Directive
Say how many lines include "this", with no words around the number.

Entries taken from a collection
++++

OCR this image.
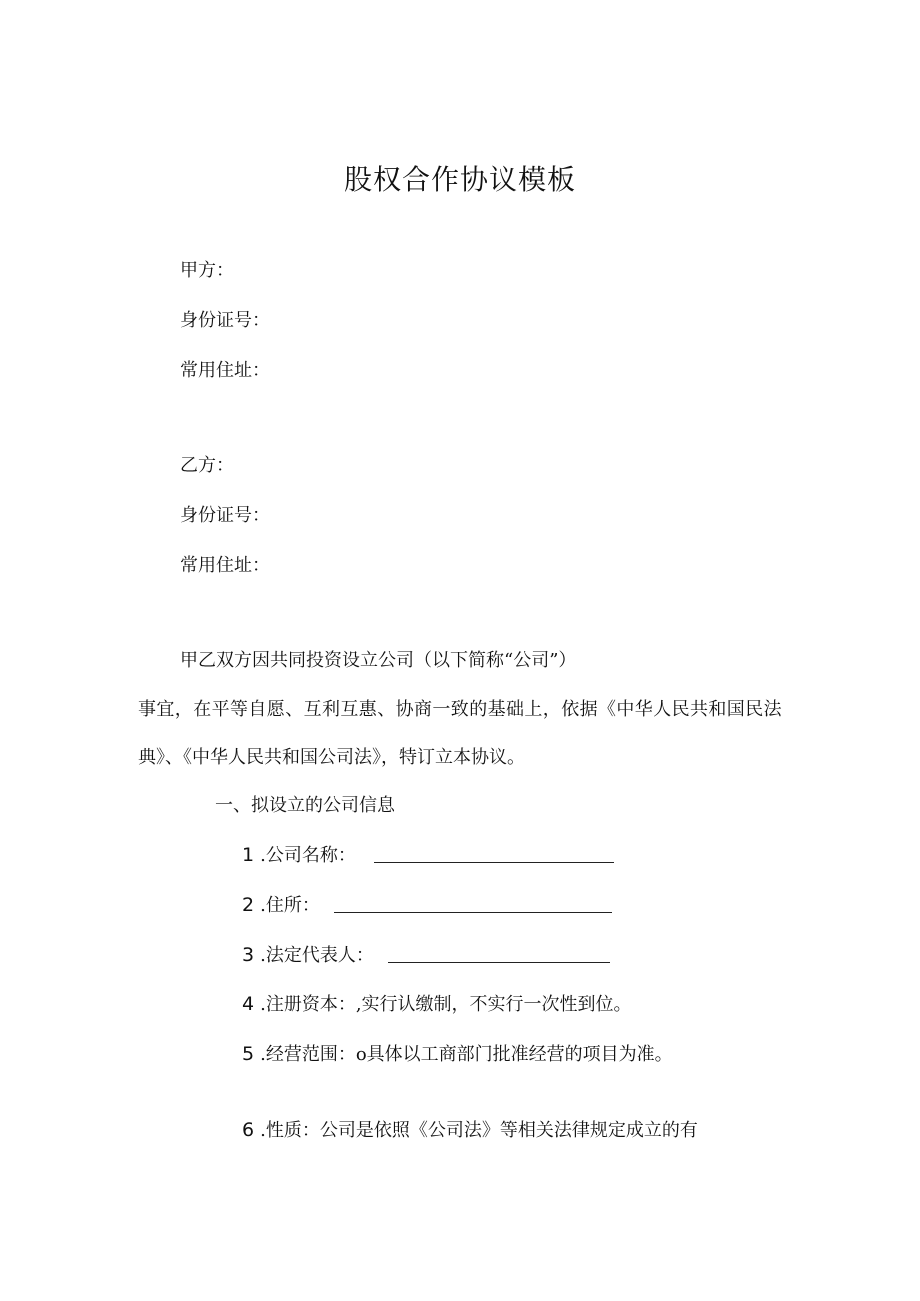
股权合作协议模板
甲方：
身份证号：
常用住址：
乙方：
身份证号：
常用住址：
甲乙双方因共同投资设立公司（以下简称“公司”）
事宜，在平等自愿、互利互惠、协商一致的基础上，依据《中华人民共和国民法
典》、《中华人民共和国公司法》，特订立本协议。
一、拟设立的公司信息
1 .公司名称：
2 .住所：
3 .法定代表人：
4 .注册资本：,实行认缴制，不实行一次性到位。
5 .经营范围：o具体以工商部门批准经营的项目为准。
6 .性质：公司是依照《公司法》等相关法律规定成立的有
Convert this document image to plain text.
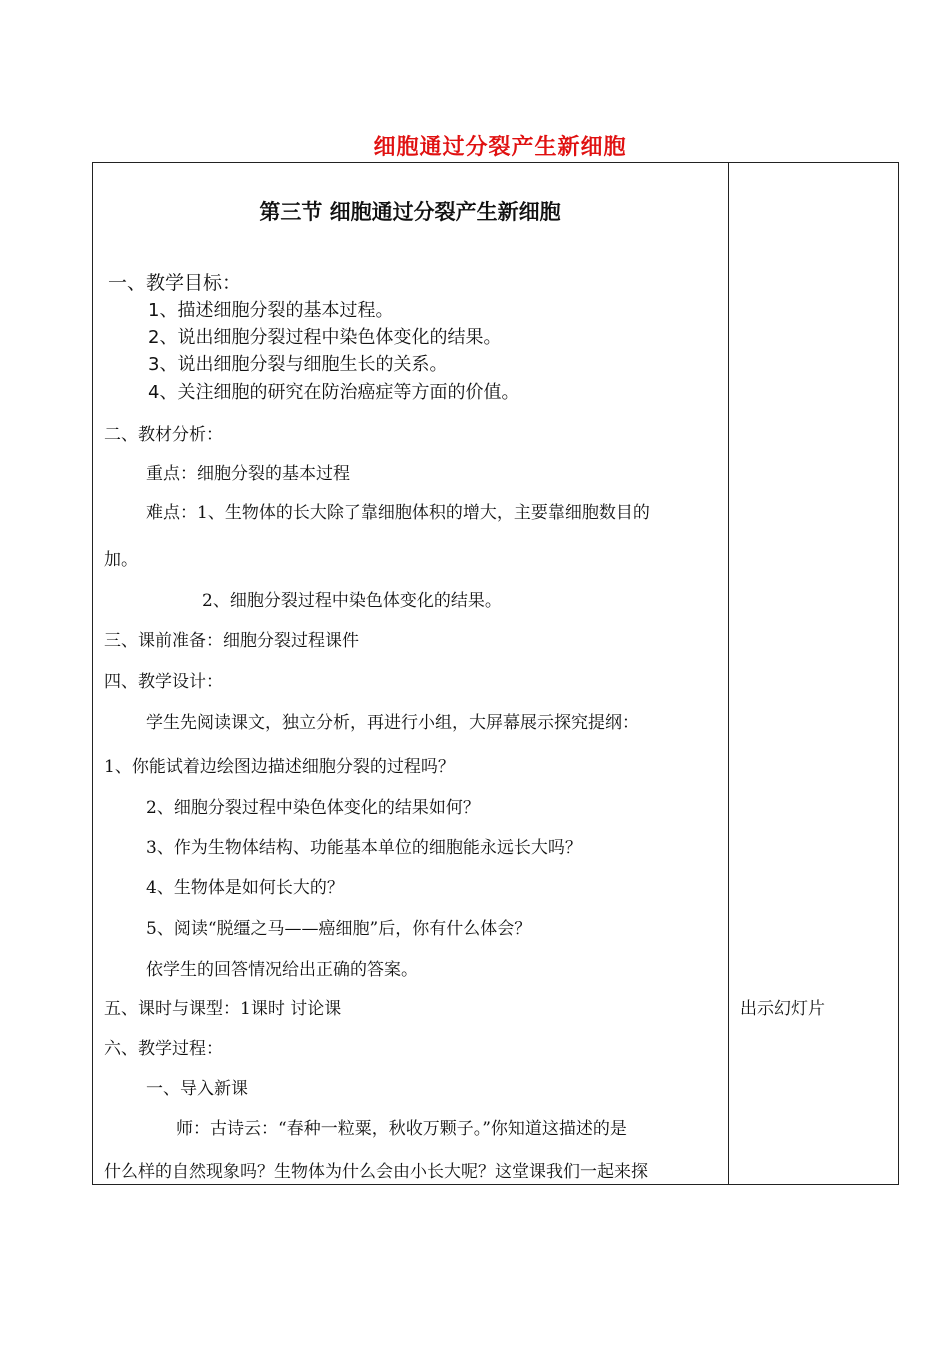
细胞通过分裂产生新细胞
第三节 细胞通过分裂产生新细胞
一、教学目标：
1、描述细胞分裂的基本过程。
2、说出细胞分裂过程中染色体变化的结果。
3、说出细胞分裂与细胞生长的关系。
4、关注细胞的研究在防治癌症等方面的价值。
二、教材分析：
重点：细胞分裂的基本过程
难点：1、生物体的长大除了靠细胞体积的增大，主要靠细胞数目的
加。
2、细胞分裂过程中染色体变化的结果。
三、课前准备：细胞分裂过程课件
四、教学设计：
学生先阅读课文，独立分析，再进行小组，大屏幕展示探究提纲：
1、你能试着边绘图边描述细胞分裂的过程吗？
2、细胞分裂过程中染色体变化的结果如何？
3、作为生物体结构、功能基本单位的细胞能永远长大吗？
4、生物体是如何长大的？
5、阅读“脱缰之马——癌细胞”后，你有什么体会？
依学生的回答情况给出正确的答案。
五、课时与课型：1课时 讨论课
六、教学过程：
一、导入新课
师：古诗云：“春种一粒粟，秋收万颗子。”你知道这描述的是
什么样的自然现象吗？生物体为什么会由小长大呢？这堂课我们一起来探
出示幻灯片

++++

Answer for the task
2